* Start Data to process *

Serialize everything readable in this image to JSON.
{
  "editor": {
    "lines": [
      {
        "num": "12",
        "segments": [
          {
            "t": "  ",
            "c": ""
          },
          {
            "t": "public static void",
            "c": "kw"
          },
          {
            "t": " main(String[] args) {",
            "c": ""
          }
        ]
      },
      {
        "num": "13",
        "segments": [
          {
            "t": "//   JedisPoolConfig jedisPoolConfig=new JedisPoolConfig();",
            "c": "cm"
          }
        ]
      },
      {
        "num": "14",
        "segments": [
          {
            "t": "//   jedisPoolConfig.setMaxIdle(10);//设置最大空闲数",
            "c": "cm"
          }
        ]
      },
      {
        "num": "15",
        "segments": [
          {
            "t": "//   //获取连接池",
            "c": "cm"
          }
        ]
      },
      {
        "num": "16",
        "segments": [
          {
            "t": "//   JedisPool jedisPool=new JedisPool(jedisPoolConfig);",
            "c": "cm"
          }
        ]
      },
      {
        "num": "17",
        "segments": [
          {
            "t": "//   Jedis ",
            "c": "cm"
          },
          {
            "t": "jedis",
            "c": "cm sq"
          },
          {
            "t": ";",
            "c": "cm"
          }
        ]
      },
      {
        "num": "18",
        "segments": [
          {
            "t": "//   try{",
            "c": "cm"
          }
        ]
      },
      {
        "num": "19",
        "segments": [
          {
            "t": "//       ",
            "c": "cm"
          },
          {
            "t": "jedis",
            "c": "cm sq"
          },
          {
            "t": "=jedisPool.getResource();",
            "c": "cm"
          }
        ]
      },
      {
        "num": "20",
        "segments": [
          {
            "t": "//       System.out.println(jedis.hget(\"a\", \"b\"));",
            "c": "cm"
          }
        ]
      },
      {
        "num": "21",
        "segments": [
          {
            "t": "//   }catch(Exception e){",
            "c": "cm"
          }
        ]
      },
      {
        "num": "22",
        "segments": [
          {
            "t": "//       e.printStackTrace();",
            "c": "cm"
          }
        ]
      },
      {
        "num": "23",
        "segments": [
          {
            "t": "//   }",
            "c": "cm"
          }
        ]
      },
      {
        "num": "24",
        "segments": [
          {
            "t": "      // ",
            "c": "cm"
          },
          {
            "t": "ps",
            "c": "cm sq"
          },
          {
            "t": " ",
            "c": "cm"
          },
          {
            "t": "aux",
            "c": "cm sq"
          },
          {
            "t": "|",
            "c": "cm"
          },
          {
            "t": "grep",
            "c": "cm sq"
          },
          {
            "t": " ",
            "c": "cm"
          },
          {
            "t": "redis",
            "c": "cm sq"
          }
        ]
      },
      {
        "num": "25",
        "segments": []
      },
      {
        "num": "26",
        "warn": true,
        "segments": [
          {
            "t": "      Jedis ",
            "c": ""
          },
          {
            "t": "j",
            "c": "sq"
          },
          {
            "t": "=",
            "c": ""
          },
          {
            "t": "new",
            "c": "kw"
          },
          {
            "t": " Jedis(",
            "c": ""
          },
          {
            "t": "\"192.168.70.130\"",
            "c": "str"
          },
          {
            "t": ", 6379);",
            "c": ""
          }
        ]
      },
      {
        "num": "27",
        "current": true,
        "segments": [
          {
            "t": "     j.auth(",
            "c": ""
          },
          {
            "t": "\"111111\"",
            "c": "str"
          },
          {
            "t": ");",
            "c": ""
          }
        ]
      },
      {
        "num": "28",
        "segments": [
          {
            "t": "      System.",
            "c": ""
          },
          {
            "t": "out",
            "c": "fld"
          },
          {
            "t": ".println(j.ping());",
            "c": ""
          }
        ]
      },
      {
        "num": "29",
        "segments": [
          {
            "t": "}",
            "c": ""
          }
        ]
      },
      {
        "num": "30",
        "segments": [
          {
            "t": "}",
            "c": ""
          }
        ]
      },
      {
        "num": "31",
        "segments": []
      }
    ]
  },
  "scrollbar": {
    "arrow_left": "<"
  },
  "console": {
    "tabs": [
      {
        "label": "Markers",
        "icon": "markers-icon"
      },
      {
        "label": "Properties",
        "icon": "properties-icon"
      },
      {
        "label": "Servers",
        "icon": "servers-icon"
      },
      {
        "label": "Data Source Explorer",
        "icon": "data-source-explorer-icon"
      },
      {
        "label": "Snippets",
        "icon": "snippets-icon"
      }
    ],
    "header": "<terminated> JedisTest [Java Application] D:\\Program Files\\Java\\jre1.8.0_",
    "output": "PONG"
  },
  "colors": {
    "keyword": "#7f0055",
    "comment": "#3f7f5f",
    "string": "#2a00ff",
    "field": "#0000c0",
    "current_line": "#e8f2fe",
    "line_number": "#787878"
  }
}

* End Data to process *

Goal
Make an exact copy of the listing, including every line.

Worked answer
Serialize everything readable in this image to JSON.
{
  "editor": {
    "lines": [
      {
        "num": "12",
        "segments": [
          {
            "t": "  ",
            "c": ""
          },
          {
            "t": "public static void",
            "c": "kw"
          },
          {
            "t": " main(String[] args) {",
            "c": ""
          }
        ]
      },
      {
        "num": "13",
        "segments": [
          {
            "t": "//   JedisPoolConfig jedisPoolConfig=new JedisPoolConfig();",
            "c": "cm"
          }
        ]
      },
      {
        "num": "14",
        "segments": [
          {
            "t": "//   jedisPoolConfig.setMaxIdle(10);//设置最大空闲数",
            "c": "cm"
          }
        ]
      },
      {
        "num": "15",
        "segments": [
          {
            "t": "//   //获取连接池",
            "c": "cm"
          }
        ]
      },
      {
        "num": "16",
        "segments": [
          {
            "t": "//   JedisPool jedisPool=new JedisPool(jedisPoolConfig);",
            "c": "cm"
          }
        ]
      },
      {
        "num": "17",
        "segments": [
          {
            "t": "//   Jedis ",
            "c": "cm"
          },
          {
            "t": "jedis",
            "c": "cm sq"
          },
          {
            "t": ";",
            "c": "cm"
          }
        ]
      },
      {
        "num": "18",
        "segments": [
          {
            "t": "//   try{",
            "c": "cm"
          }
        ]
      },
      {
        "num": "19",
        "segments": [
          {
            "t": "//       ",
            "c": "cm"
          },
          {
            "t": "jedis",
            "c": "cm sq"
          },
          {
            "t": "=jedisPool.getResource();",
            "c": "cm"
          }
        ]
      },
      {
        "num": "20",
        "segments": [
          {
            "t": "//       System.out.println(jedis.hget(\"a\", \"b\"));",
            "c": "cm"
          }
        ]
      },
      {
        "num": "21",
        "segments": [
          {
            "t": "//   }catch(Exception e){",
            "c": "cm"
          }
        ]
      },
      {
        "num": "22",
        "segments": [
          {
            "t": "//       e.printStackTrace();",
            "c": "cm"
          }
        ]
      },
      {
        "num": "23",
        "segments": [
          {
            "t": "//   }",
            "c": "cm"
          }
        ]
      },
      {
        "num": "24",
        "segments": [
          {
            "t": "      // ",
            "c": "cm"
          },
          {
            "t": "ps",
            "c": "cm sq"
          },
          {
            "t": " ",
            "c": "cm"
          },
          {
            "t": "aux",
            "c": "cm sq"
          },
          {
            "t": "|",
            "c": "cm"
          },
          {
            "t": "grep",
            "c": "cm sq"
          },
          {
            "t": " ",
            "c": "cm"
          },
          {
            "t": "redis",
            "c": "cm sq"
          }
        ]
      },
      {
        "num": "25",
        "segments": []
      },
      {
        "num": "26",
        "warn": true,
        "segments": [
          {
            "t": "      Jedis ",
            "c": ""
          },
          {
            "t": "j",
            "c": "sq"
          },
          {
            "t": "=",
            "c": ""
          },
          {
            "t": "new",
            "c": "kw"
          },
          {
            "t": " Jedis(",
            "c": ""
          },
          {
            "t": "\"192.168.70.130\"",
            "c": "str"
          },
          {
            "t": ", 6379);",
            "c": ""
          }
        ]
      },
      {
        "num": "27",
        "current": true,
        "segments": [
          {
            "t": "     j.auth(",
            "c": ""
          },
          {
            "t": "\"111111\"",
            "c": "str"
          },
          {
            "t": ");",
            "c": ""
          }
        ]
      },
      {
        "num": "28",
        "segments": [
          {
            "t": "      System.",
            "c": ""
          },
          {
            "t": "out",
            "c": "fld"
          },
          {
            "t": ".println(j.ping());",
            "c": ""
          }
        ]
      },
      {
        "num": "29",
        "segments": [
          {
            "t": "}",
            "c": ""
          }
        ]
      },
      {
        "num": "30",
        "segments": [
          {
            "t": "}",
            "c": ""
          }
        ]
      },
      {
        "num": "31",
        "segments": []
      }
    ]
  },
  "scrollbar": {
    "arrow_left": "<"
  },
  "console": {
    "tabs": [
      {
        "label": "Markers",
        "icon": "markers-icon"
      },
      {
        "label": "Properties",
        "icon": "properties-icon"
      },
      {
        "label": "Servers",
        "icon": "servers-icon"
      },
      {
        "label": "Data Source Explorer",
        "icon": "data-source-explorer-icon"
      },
      {
        "label": "Snippets",
        "icon": "snippets-icon"
      }
    ],
    "header": "<terminated> JedisTest [Java Application] D:\\Program Files\\Java\\jre1.8.0_",
    "output": "PONG"
  },
  "colors": {
    "keyword": "#7f0055",
    "comment": "#3f7f5f",
    "string": "#2a00ff",
    "field": "#0000c0",
    "current_line": "#e8f2fe",
    "line_number": "#787878"
  }
}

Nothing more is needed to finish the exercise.